__Stated task__:
What follows is a set of entries. Give them again exactly, without the pictures.

(Dataset entries on figures)

=====

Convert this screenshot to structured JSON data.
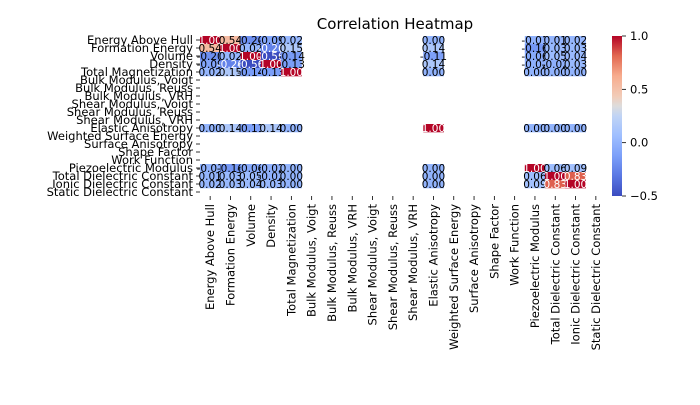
{
  "chart_data": {
    "type": "heatmap",
    "title": "Correlation Heatmap",
    "xlabel": "",
    "ylabel": "",
    "labels": [
      "Energy Above Hull",
      "Formation Energy",
      "Volume",
      "Density",
      "Total Magnetization",
      "Bulk Modulus, Voigt",
      "Bulk Modulus, Reuss",
      "Bulk Modulus, VRH",
      "Shear Modulus, Voigt",
      "Shear Modulus, Reuss",
      "Shear Modulus, VRH",
      "Elastic Anisotropy",
      "Weighted Surface Energy",
      "Surface Anisotropy",
      "Shape Factor",
      "Work Function",
      "Piezoelectric Modulus",
      "Total Dielectric Constant",
      "Ionic Dielectric Constant",
      "Static Dielectric Constant"
    ],
    "value_range": [
      -0.5,
      1.0
    ],
    "colormap": "coolwarm",
    "colorbar": {
      "ticks": [
        1.0,
        0.5,
        0.0,
        -0.5
      ],
      "tick_labels": [
        "1.0",
        "0.5",
        "0.0",
        "−0.5"
      ]
    },
    "matrix": [
      [
        1.0,
        0.54,
        -0.2,
        -0.09,
        0.02,
        null,
        null,
        null,
        null,
        null,
        null,
        0.0,
        null,
        null,
        null,
        null,
        -0.01,
        0.01,
        0.02,
        null
      ],
      [
        0.54,
        1.0,
        0.02,
        -0.26,
        0.15,
        null,
        null,
        null,
        null,
        null,
        null,
        0.14,
        null,
        null,
        null,
        null,
        -0.16,
        0.03,
        0.03,
        null
      ],
      [
        -0.2,
        0.02,
        1.0,
        -0.56,
        -0.14,
        null,
        null,
        null,
        null,
        null,
        null,
        -0.11,
        null,
        null,
        null,
        null,
        -0.06,
        0.05,
        0.04,
        null
      ],
      [
        -0.09,
        -0.26,
        -0.56,
        1.0,
        -0.13,
        null,
        null,
        null,
        null,
        null,
        null,
        0.14,
        null,
        null,
        null,
        null,
        -0.02,
        -0.02,
        0.03,
        null
      ],
      [
        0.02,
        0.15,
        -0.14,
        -0.13,
        1.0,
        null,
        null,
        null,
        null,
        null,
        null,
        -0.0,
        null,
        null,
        null,
        null,
        0.0,
        0.0,
        0.0,
        null
      ],
      [
        null,
        null,
        null,
        null,
        null,
        null,
        null,
        null,
        null,
        null,
        null,
        null,
        null,
        null,
        null,
        null,
        null,
        null,
        null,
        null
      ],
      [
        null,
        null,
        null,
        null,
        null,
        null,
        null,
        null,
        null,
        null,
        null,
        null,
        null,
        null,
        null,
        null,
        null,
        null,
        null,
        null
      ],
      [
        null,
        null,
        null,
        null,
        null,
        null,
        null,
        null,
        null,
        null,
        null,
        null,
        null,
        null,
        null,
        null,
        null,
        null,
        null,
        null
      ],
      [
        null,
        null,
        null,
        null,
        null,
        null,
        null,
        null,
        null,
        null,
        null,
        null,
        null,
        null,
        null,
        null,
        null,
        null,
        null,
        null
      ],
      [
        null,
        null,
        null,
        null,
        null,
        null,
        null,
        null,
        null,
        null,
        null,
        null,
        null,
        null,
        null,
        null,
        null,
        null,
        null,
        null
      ],
      [
        null,
        null,
        null,
        null,
        null,
        null,
        null,
        null,
        null,
        null,
        null,
        null,
        null,
        null,
        null,
        null,
        null,
        null,
        null,
        null
      ],
      [
        0.0,
        0.14,
        -0.11,
        0.14,
        -0.0,
        null,
        null,
        null,
        null,
        null,
        null,
        1.0,
        null,
        null,
        null,
        null,
        0.0,
        -0.0,
        -0.0,
        null
      ],
      [
        null,
        null,
        null,
        null,
        null,
        null,
        null,
        null,
        null,
        null,
        null,
        null,
        null,
        null,
        null,
        null,
        null,
        null,
        null,
        null
      ],
      [
        null,
        null,
        null,
        null,
        null,
        null,
        null,
        null,
        null,
        null,
        null,
        null,
        null,
        null,
        null,
        null,
        null,
        null,
        null,
        null
      ],
      [
        null,
        null,
        null,
        null,
        null,
        null,
        null,
        null,
        null,
        null,
        null,
        null,
        null,
        null,
        null,
        null,
        null,
        null,
        null,
        null
      ],
      [
        null,
        null,
        null,
        null,
        null,
        null,
        null,
        null,
        null,
        null,
        null,
        null,
        null,
        null,
        null,
        null,
        null,
        null,
        null,
        null
      ],
      [
        -0.01,
        -0.16,
        -0.06,
        -0.02,
        0.0,
        null,
        null,
        null,
        null,
        null,
        null,
        0.0,
        null,
        null,
        null,
        null,
        1.0,
        0.06,
        0.09,
        null
      ],
      [
        0.01,
        0.03,
        0.05,
        -0.02,
        0.0,
        null,
        null,
        null,
        null,
        null,
        null,
        -0.0,
        null,
        null,
        null,
        null,
        0.06,
        1.0,
        0.83,
        null
      ],
      [
        0.02,
        0.03,
        0.04,
        0.03,
        0.0,
        null,
        null,
        null,
        null,
        null,
        null,
        -0.0,
        null,
        null,
        null,
        null,
        0.09,
        0.83,
        1.0,
        null
      ],
      [
        null,
        null,
        null,
        null,
        null,
        null,
        null,
        null,
        null,
        null,
        null,
        null,
        null,
        null,
        null,
        null,
        null,
        null,
        null,
        null
      ]
    ]
  }
}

=====

__Written answer__:
Convert this screenshot to structured JSON data.
{
  "chart_data": {
    "type": "heatmap",
    "title": "Correlation Heatmap",
    "xlabel": "",
    "ylabel": "",
    "labels": [
      "Energy Above Hull",
      "Formation Energy",
      "Volume",
      "Density",
      "Total Magnetization",
      "Bulk Modulus, Voigt",
      "Bulk Modulus, Reuss",
      "Bulk Modulus, VRH",
      "Shear Modulus, Voigt",
      "Shear Modulus, Reuss",
      "Shear Modulus, VRH",
      "Elastic Anisotropy",
      "Weighted Surface Energy",
      "Surface Anisotropy",
      "Shape Factor",
      "Work Function",
      "Piezoelectric Modulus",
      "Total Dielectric Constant",
      "Ionic Dielectric Constant",
      "Static Dielectric Constant"
    ],
    "value_range": [
      -0.5,
      1.0
    ],
    "colormap": "coolwarm",
    "colorbar": {
      "ticks": [
        1.0,
        0.5,
        0.0,
        -0.5
      ],
      "tick_labels": [
        "1.0",
        "0.5",
        "0.0",
        "−0.5"
      ]
    },
    "matrix": [
      [
        1.0,
        0.54,
        -0.2,
        -0.09,
        0.02,
        null,
        null,
        null,
        null,
        null,
        null,
        0.0,
        null,
        null,
        null,
        null,
        -0.01,
        0.01,
        0.02,
        null
      ],
      [
        0.54,
        1.0,
        0.02,
        -0.26,
        0.15,
        null,
        null,
        null,
        null,
        null,
        null,
        0.14,
        null,
        null,
        null,
        null,
        -0.16,
        0.03,
        0.03,
        null
      ],
      [
        -0.2,
        0.02,
        1.0,
        -0.56,
        -0.14,
        null,
        null,
        null,
        null,
        null,
        null,
        -0.11,
        null,
        null,
        null,
        null,
        -0.06,
        0.05,
        0.04,
        null
      ],
      [
        -0.09,
        -0.26,
        -0.56,
        1.0,
        -0.13,
        null,
        null,
        null,
        null,
        null,
        null,
        0.14,
        null,
        null,
        null,
        null,
        -0.02,
        -0.02,
        0.03,
        null
      ],
      [
        0.02,
        0.15,
        -0.14,
        -0.13,
        1.0,
        null,
        null,
        null,
        null,
        null,
        null,
        -0.0,
        null,
        null,
        null,
        null,
        0.0,
        0.0,
        0.0,
        null
      ],
      [
        null,
        null,
        null,
        null,
        null,
        null,
        null,
        null,
        null,
        null,
        null,
        null,
        null,
        null,
        null,
        null,
        null,
        null,
        null,
        null
      ],
      [
        null,
        null,
        null,
        null,
        null,
        null,
        null,
        null,
        null,
        null,
        null,
        null,
        null,
        null,
        null,
        null,
        null,
        null,
        null,
        null
      ],
      [
        null,
        null,
        null,
        null,
        null,
        null,
        null,
        null,
        null,
        null,
        null,
        null,
        null,
        null,
        null,
        null,
        null,
        null,
        null,
        null
      ],
      [
        null,
        null,
        null,
        null,
        null,
        null,
        null,
        null,
        null,
        null,
        null,
        null,
        null,
        null,
        null,
        null,
        null,
        null,
        null,
        null
      ],
      [
        null,
        null,
        null,
        null,
        null,
        null,
        null,
        null,
        null,
        null,
        null,
        null,
        null,
        null,
        null,
        null,
        null,
        null,
        null,
        null
      ],
      [
        null,
        null,
        null,
        null,
        null,
        null,
        null,
        null,
        null,
        null,
        null,
        null,
        null,
        null,
        null,
        null,
        null,
        null,
        null,
        null
      ],
      [
        0.0,
        0.14,
        -0.11,
        0.14,
        -0.0,
        null,
        null,
        null,
        null,
        null,
        null,
        1.0,
        null,
        null,
        null,
        null,
        0.0,
        -0.0,
        -0.0,
        null
      ],
      [
        null,
        null,
        null,
        null,
        null,
        null,
        null,
        null,
        null,
        null,
        null,
        null,
        null,
        null,
        null,
        null,
        null,
        null,
        null,
        null
      ],
      [
        null,
        null,
        null,
        null,
        null,
        null,
        null,
        null,
        null,
        null,
        null,
        null,
        null,
        null,
        null,
        null,
        null,
        null,
        null,
        null
      ],
      [
        null,
        null,
        null,
        null,
        null,
        null,
        null,
        null,
        null,
        null,
        null,
        null,
        null,
        null,
        null,
        null,
        null,
        null,
        null,
        null
      ],
      [
        null,
        null,
        null,
        null,
        null,
        null,
        null,
        null,
        null,
        null,
        null,
        null,
        null,
        null,
        null,
        null,
        null,
        null,
        null,
        null
      ],
      [
        -0.01,
        -0.16,
        -0.06,
        -0.02,
        0.0,
        null,
        null,
        null,
        null,
        null,
        null,
        0.0,
        null,
        null,
        null,
        null,
        1.0,
        0.06,
        0.09,
        null
      ],
      [
        0.01,
        0.03,
        0.05,
        -0.02,
        0.0,
        null,
        null,
        null,
        null,
        null,
        null,
        -0.0,
        null,
        null,
        null,
        null,
        0.06,
        1.0,
        0.83,
        null
      ],
      [
        0.02,
        0.03,
        0.04,
        0.03,
        0.0,
        null,
        null,
        null,
        null,
        null,
        null,
        -0.0,
        null,
        null,
        null,
        null,
        0.09,
        0.83,
        1.0,
        null
      ],
      [
        null,
        null,
        null,
        null,
        null,
        null,
        null,
        null,
        null,
        null,
        null,
        null,
        null,
        null,
        null,
        null,
        null,
        null,
        null,
        null
      ]
    ]
  }
}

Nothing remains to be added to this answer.